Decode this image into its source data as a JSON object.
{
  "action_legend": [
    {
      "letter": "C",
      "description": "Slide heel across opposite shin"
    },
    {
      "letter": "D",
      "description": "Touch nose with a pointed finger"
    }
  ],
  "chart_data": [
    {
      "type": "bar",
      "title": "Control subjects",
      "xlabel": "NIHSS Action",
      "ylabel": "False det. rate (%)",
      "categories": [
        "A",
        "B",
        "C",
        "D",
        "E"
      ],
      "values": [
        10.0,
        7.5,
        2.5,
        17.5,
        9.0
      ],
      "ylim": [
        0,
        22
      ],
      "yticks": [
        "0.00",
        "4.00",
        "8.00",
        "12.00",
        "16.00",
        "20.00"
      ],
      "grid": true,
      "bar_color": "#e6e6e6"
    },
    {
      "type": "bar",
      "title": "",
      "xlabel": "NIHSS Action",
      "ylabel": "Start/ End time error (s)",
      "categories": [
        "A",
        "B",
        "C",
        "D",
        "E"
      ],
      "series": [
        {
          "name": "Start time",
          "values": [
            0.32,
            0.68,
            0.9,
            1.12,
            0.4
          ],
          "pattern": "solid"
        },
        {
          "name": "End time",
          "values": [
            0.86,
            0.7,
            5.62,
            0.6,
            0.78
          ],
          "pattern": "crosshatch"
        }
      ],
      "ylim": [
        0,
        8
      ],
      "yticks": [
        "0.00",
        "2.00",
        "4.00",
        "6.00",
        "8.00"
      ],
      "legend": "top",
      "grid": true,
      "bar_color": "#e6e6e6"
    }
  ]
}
☆ ☆ ☆ ☆ ☆
### DESCRIPTION OF THE TASK
Find the string "Start" in the entries above and return each line that holds it.

### RESPONSE TO THIS TASK
      "ylabel": "Start/ End time error (s)",
          "name": "Start time",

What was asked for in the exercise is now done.